## Directions
Reproduce every line in the listing that contains the word "text".

+++ Records for this exercise +++

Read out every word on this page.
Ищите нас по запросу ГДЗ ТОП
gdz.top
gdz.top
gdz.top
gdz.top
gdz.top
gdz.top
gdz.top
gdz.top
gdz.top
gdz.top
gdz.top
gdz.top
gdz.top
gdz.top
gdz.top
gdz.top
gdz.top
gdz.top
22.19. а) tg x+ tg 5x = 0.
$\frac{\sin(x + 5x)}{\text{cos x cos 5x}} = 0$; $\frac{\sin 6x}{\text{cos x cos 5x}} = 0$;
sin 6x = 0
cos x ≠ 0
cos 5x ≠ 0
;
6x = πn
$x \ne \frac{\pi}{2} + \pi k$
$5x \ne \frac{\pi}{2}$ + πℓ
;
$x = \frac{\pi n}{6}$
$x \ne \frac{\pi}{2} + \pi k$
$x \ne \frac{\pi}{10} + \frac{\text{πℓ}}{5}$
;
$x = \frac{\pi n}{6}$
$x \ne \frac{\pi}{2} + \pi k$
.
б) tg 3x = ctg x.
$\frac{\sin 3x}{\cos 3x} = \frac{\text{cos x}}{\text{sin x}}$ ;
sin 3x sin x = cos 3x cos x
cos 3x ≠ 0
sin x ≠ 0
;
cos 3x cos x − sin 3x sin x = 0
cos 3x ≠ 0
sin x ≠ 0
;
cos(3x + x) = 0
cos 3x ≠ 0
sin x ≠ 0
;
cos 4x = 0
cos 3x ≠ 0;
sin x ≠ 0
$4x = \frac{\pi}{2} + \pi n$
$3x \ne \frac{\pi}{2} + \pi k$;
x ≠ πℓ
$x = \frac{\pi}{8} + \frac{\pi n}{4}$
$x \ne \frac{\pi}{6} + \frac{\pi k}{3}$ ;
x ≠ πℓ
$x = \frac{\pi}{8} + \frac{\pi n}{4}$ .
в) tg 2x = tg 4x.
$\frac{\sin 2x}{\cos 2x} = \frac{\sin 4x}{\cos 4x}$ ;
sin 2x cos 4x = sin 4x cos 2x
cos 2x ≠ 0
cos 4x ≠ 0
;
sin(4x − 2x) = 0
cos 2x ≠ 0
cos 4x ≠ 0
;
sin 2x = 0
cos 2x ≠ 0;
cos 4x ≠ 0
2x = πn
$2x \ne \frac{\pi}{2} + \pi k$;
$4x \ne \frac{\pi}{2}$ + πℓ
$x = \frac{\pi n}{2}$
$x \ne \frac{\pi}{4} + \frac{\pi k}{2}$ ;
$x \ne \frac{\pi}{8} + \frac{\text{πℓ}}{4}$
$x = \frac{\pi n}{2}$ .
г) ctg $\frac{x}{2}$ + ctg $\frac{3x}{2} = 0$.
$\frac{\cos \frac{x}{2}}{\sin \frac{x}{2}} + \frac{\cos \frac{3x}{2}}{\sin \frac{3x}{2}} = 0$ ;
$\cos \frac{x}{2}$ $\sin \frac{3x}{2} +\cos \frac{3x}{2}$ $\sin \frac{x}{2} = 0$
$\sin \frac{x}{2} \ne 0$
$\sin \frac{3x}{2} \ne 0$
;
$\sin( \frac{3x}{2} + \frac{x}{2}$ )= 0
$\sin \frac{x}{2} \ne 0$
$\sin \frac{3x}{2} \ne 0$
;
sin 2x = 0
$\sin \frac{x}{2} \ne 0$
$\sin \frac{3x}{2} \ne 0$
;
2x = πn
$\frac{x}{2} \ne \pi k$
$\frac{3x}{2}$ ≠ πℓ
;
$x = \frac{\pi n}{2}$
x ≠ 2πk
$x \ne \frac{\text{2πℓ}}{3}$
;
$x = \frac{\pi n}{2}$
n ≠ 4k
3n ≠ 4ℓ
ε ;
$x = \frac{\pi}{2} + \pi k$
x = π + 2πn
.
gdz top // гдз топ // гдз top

+++

## Solution below
$\frac{\sin(x + 5x)}{\text{cos x cos 5x}} = 0$; $\frac{\sin 6x}{\text{cos x cos 5x}} = 0$;
$x \ne \frac{\pi}{10} + \frac{\text{πℓ}}{5}$
$\frac{\sin 3x}{\cos 3x} = \frac{\text{cos x}}{\text{sin x}}$ ;
$x \ne \frac{\pi}{8} + \frac{\text{πℓ}}{4}$
$x \ne \frac{\text{2πℓ}}{3}$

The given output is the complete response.